Start of DATA ROWS
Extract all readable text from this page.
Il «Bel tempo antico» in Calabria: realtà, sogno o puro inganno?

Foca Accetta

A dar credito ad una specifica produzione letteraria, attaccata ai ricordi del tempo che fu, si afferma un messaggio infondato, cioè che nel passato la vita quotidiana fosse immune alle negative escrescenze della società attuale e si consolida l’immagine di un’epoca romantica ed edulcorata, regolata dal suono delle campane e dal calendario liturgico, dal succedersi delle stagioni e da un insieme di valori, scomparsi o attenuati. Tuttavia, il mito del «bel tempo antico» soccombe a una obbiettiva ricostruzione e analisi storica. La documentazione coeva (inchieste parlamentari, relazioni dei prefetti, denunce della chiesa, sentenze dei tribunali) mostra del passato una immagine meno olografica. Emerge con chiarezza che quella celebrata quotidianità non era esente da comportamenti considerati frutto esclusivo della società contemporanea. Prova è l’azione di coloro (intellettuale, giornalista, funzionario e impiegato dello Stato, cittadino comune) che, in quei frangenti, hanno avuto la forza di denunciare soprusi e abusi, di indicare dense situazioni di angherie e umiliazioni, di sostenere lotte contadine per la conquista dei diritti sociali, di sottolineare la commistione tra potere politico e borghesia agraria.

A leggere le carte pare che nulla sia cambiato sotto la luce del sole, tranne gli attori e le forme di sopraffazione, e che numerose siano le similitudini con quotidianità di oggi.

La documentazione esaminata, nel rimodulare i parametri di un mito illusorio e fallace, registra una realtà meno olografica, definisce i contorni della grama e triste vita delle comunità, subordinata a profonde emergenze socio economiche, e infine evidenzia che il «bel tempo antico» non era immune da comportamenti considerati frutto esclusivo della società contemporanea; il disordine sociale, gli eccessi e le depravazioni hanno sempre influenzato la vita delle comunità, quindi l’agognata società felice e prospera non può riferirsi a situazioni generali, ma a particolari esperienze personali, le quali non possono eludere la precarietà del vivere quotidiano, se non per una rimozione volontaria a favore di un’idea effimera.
End of DATA ROWS
Start of DATA ROWS
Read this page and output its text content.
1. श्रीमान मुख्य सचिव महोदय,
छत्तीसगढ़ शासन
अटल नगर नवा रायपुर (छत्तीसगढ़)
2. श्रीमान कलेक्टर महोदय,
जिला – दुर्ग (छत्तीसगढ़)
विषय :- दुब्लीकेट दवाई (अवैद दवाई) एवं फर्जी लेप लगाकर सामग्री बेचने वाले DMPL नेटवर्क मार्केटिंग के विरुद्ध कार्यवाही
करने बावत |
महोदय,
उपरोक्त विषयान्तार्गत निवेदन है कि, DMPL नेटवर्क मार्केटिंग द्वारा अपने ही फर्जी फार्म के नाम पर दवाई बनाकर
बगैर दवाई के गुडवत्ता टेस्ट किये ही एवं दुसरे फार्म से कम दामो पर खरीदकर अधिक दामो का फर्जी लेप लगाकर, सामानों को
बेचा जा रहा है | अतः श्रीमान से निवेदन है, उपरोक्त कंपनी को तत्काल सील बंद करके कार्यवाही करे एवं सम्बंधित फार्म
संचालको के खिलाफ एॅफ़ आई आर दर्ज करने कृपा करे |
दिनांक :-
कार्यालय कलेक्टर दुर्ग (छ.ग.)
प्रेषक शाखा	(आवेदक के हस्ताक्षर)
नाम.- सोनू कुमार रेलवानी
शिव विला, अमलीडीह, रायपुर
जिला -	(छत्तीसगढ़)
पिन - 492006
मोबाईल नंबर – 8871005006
End of DATA ROWS
### INSTRUCTIONS TO FOLLOW
Find the string "quotidianità" in the entries above and return each line that holds it.

### SOLUTION FOR THIS TASK
A dar credito ad una specifica produzione letteraria, attaccata ai ricordi del tempo che fu, si afferma un messaggio infondato, cioè che nel passato la vita quotidiana fosse immune alle negative escrescenze della società attuale e si consolida l’immagine di un’epoca romantica ed edulcorata, regolata dal suono delle campane e dal calendario liturgico, dal succedersi delle stagioni e da un insieme di valori, scomparsi o attenuati. Tuttavia, il mito del «bel tempo antico» soccombe a una obbiettiva ricostruzione e analisi storica. La documentazione coeva (inchieste parlamentari, relazioni dei prefetti, denunce della chiesa, sentenze dei tribunali) mostra del passato una immagine meno olografica. Emerge con chiarezza che quella celebrata quotidianità non era esente da comportamenti considerati frutto esclusivo della società contemporanea. Prova è l’azione di coloro (intellettuale, giornalista, funzionario e impiegato dello Stato, cittadino comune) che, in quei frangenti, hanno avuto la forza di denunciare soprusi e abusi, di indicare dense situazioni di angherie e umiliazioni, di sostenere lotte contadine per la conquista dei diritti sociali, di sottolineare la commistione tra potere politico e borghesia agraria.
A leggere le carte pare che nulla sia cambiato sotto la luce del sole, tranne gli attori e le forme di sopraffazione, e che numerose siano le similitudini con quotidianità di oggi.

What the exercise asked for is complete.